Page records with their text

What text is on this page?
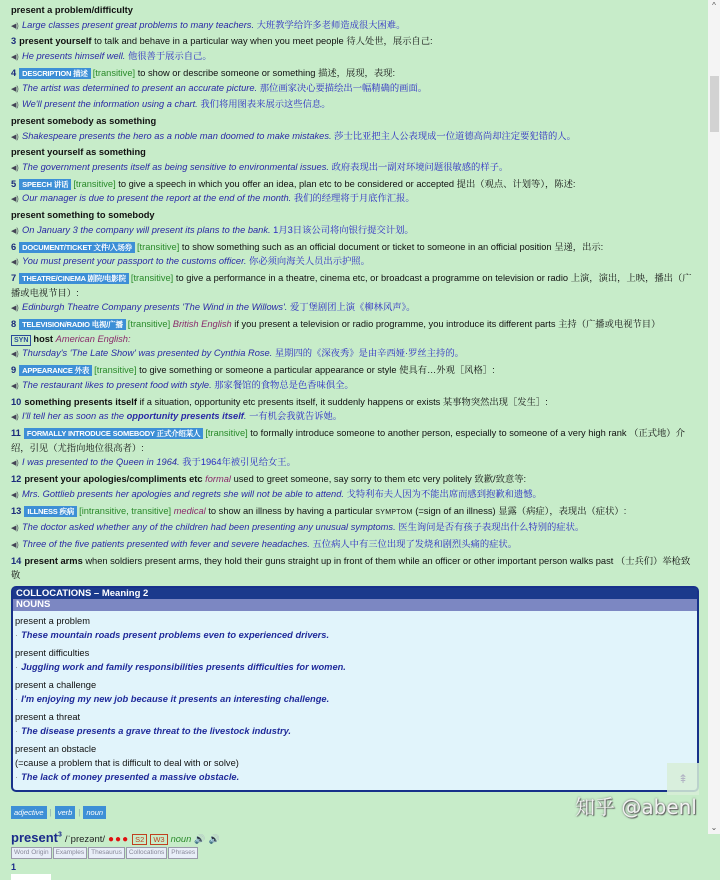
present a problem/difficulty
◀) Large classes present great problems to many teachers. 大班教学给许多老师造成很大困难。
3 present yourself to talk and behave in a particular way when you meet people 待人处世，展示自己:
◀) He presents himself well. 他很善于展示自己。
4 DESCRIPTION 描述 [transitive] to show or describe someone or something 描述，展现，表现:
◀) The artist was determined to present an accurate picture. 那位画家决心要描绘出一幅精确的画面。
◀) We'll present the information using a chart. 我们将用图表来展示这些信息。
present somebody as something
◀) Shakespeare presents the hero as a noble man doomed to make mistakes. 莎士比亚把主人公表现成一位道德高尚却注定要犯错的人。
present yourself as something
◀) The government presents itself as being sensitive to environmental issues. 政府表现出一副对环境问题很敏感的样子。
5 SPEECH 讲话 [transitive] to give a speech in which you offer an idea, plan etc to be considered or accepted 提出（观点、计划等），陈述:
◀) Our manager is due to present the report at the end of the month. 我们的经理将于月底作汇报。
present something to somebody
◀) On January 3 the company will present its plans to the bank. 1月3日该公司将向银行提交计划。
6 DOCUMENT/TICKET 文件/入场券 [transitive] to show something such as an official document or ticket to someone in an official position 呈递，出示:
◀) You must present your passport to the customs officer. 你必须向海关人员出示护照。
7 THEATRE/CINEMA 剧院/电影院 [transitive] to give a performance in a theatre, cinema etc, or broadcast a programme on television or radio 上演，演出，上映，播出（广播或电视节目）:
◀) Edinburgh Theatre Company presents 'The Wind in the Willows'. 爱丁堡剧团上演《柳林风声》。
8 TELEVISION/RADIO 电视/广播 [transitive] British English if you present a television or radio programme, you introduce its different parts 主持（广播或电视节目）
SYN host American English:
◀) Thursday's 'The Late Show' was presented by Cynthia Rose. 星期四的《深夜秀》是由辛西娅·罗丝主持的。
9 APPEARANCE 外表 [transitive] to give something or someone a particular appearance or style 使具有…外观［风格］:
◀) The restaurant likes to present food with style. 那家餐馆的食物总是色香味俱全。
10 something presents itself if a situation, opportunity etc presents itself, it suddenly happens or exists 某事物突然出现［发生］:
◀) I'll tell her as soon as the opportunity presents itself. 一有机会我就告诉她。
11 FORMALLY INTRODUCE SOMEBODY 正式介绍某人 [transitive] to formally introduce someone to another person, especially to someone of a very high rank （正式地）介绍，引见（尤指向地位很高者）:
◀) I was presented to the Queen in 1964. 我于1964年被引见给女王。
12 present your apologies/compliments etc formal used to greet someone, say sorry to them etc very politely 致歉/致意等:
◀) Mrs. Gottlieb presents her apologies and regrets she will not be able to attend. 戈特利布夫人因为不能出席而感到抱歉和遗憾。
13 ILLNESS 疾病 [intransitive, transitive] medical to show an illness by having a particular SYMPTOM (=sign of an illness) 显露（病症），表现出（症状）:
◀) The doctor asked whether any of the children had been presenting any unusual symptoms. 医生询问是否有孩子表现出什么特别的症状。
◀) Three of the five patients presented with fever and severe headaches. 五位病人中有三位出现了发烧和剧烈头痛的症状。
14 present arms when soldiers present arms, they hold their guns straight up in front of them while an officer or other important person walks past （士兵们）举枪致敬
COLLOCATIONS – Meaning 2
NOUNS
present a problem
· These mountain roads present problems even to experienced drivers.
present difficulties
· Juggling work and family responsibilities presents difficulties for women.
present a challenge
· I'm enjoying my new job because it presents an interesting challenge.
present a threat
· The disease presents a grave threat to the livestock industry.
present an obstacle
(=cause a problem that is difficult to deal with or solve)
· The lack of money presented a massive obstacle.
adjective | verb | noun
present$^3$ /ˈprezənt/ ●●● S2	W3 noun 🔊 🔊
Word Origin	Examples	Thesaurus	Collocations	Phrases
1
⇞
知乎 @abenl
^
⌄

EXERCISE
Return from the data every line that holds "presented".

YOUR RESPONSE
◀) Thursday's 'The Late Show' was presented by Cynthia Rose. 星期四的《深夜秀》是由辛西娅·罗丝主持的。
◀) I was presented to the Queen in 1964. 我于1964年被引见给女王。
◀) Three of the five patients presented with fever and severe headaches. 五位病人中有三位出现了发烧和剧烈头痛的症状。
· The lack of money presented a massive obstacle.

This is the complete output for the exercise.